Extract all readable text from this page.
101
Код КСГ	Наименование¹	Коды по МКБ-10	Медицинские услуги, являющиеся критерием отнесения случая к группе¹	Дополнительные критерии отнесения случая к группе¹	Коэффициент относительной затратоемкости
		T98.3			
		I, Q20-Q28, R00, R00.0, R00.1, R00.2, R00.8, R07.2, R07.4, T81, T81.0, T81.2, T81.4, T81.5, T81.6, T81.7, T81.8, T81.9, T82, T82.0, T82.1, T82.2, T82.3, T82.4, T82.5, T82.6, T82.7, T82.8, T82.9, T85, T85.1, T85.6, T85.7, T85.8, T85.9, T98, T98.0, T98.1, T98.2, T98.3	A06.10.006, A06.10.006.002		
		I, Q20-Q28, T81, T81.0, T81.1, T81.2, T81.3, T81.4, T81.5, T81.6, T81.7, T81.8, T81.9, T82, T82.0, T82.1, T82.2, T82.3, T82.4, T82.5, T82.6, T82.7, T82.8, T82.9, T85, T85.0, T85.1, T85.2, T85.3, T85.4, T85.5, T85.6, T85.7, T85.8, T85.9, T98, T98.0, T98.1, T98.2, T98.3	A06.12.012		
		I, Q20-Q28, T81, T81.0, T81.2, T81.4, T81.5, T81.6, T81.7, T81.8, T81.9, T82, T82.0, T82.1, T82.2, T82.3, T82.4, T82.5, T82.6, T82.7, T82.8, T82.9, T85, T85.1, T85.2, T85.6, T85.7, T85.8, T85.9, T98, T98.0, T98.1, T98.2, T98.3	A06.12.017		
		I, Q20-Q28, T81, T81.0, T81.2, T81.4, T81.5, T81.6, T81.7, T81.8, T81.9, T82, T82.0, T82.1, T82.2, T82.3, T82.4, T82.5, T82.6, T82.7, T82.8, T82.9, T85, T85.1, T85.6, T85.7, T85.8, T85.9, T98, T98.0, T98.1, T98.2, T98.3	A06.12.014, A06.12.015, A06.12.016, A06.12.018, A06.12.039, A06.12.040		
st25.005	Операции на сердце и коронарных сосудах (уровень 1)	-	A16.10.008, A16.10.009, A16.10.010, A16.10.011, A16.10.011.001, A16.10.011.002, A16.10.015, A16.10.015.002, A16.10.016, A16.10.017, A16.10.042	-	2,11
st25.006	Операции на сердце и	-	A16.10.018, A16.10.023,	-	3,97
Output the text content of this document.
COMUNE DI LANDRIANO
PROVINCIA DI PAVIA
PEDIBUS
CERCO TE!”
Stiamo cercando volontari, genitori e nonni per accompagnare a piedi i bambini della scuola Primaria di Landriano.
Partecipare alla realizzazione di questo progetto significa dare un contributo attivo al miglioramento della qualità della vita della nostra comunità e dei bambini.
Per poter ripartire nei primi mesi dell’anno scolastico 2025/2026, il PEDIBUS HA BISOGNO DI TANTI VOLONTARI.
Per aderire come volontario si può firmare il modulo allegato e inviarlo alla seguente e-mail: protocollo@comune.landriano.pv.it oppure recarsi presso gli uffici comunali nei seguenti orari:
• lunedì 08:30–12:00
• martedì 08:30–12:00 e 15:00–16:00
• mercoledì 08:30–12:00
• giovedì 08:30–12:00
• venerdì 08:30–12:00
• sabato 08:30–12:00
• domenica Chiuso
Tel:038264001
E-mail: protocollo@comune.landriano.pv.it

§ **INSTRUCTIONS TO FOLLOW**
All the entries above need to be reproduced exactly.

§ **TASK RESPONSE**
Extract all readable text from this page.
101
Код КСГ	Наименование¹	Коды по МКБ-10	Медицинские услуги, являющиеся критерием отнесения случая к группе¹	Дополнительные критерии отнесения случая к группе¹	Коэффициент относительной затратоемкости
		T98.3			
		I, Q20-Q28, R00, R00.0, R00.1, R00.2, R00.8, R07.2, R07.4, T81, T81.0, T81.2, T81.4, T81.5, T81.6, T81.7, T81.8, T81.9, T82, T82.0, T82.1, T82.2, T82.3, T82.4, T82.5, T82.6, T82.7, T82.8, T82.9, T85, T85.1, T85.6, T85.7, T85.8, T85.9, T98, T98.0, T98.1, T98.2, T98.3	A06.10.006, A06.10.006.002		
		I, Q20-Q28, T81, T81.0, T81.1, T81.2, T81.3, T81.4, T81.5, T81.6, T81.7, T81.8, T81.9, T82, T82.0, T82.1, T82.2, T82.3, T82.4, T82.5, T82.6, T82.7, T82.8, T82.9, T85, T85.0, T85.1, T85.2, T85.3, T85.4, T85.5, T85.6, T85.7, T85.8, T85.9, T98, T98.0, T98.1, T98.2, T98.3	A06.12.012		
		I, Q20-Q28, T81, T81.0, T81.2, T81.4, T81.5, T81.6, T81.7, T81.8, T81.9, T82, T82.0, T82.1, T82.2, T82.3, T82.4, T82.5, T82.6, T82.7, T82.8, T82.9, T85, T85.1, T85.2, T85.6, T85.7, T85.8, T85.9, T98, T98.0, T98.1, T98.2, T98.3	A06.12.017		
		I, Q20-Q28, T81, T81.0, T81.2, T81.4, T81.5, T81.6, T81.7, T81.8, T81.9, T82, T82.0, T82.1, T82.2, T82.3, T82.4, T82.5, T82.6, T82.7, T82.8, T82.9, T85, T85.1, T85.6, T85.7, T85.8, T85.9, T98, T98.0, T98.1, T98.2, T98.3	A06.12.014, A06.12.015, A06.12.016, A06.12.018, A06.12.039, A06.12.040		
st25.005	Операции на сердце и коронарных сосудах (уровень 1)	-	A16.10.008, A16.10.009, A16.10.010, A16.10.011, A16.10.011.001, A16.10.011.002, A16.10.015, A16.10.015.002, A16.10.016, A16.10.017, A16.10.042	-	2,11
st25.006	Операции на сердце и	-	A16.10.018, A16.10.023,	-	3,97
Output the text content of this document.
COMUNE DI LANDRIANO
PROVINCIA DI PAVIA
PEDIBUS
CERCO TE!”
Stiamo cercando volontari, genitori e nonni per accompagnare a piedi i bambini della scuola Primaria di Landriano.
Partecipare alla realizzazione di questo progetto significa dare un contributo attivo al miglioramento della qualità della vita della nostra comunità e dei bambini.
Per poter ripartire nei primi mesi dell’anno scolastico 2025/2026, il PEDIBUS HA BISOGNO DI TANTI VOLONTARI.
Per aderire come volontario si può firmare il modulo allegato e inviarlo alla seguente e-mail: protocollo@comune.landriano.pv.it oppure recarsi presso gli uffici comunali nei seguenti orari:
• lunedì 08:30–12:00
• martedì 08:30–12:00 e 15:00–16:00
• mercoledì 08:30–12:00
• giovedì 08:30–12:00
• venerdì 08:30–12:00
• sabato 08:30–12:00
• domenica Chiuso
Tel:038264001
E-mail: protocollo@comune.landriano.pv.it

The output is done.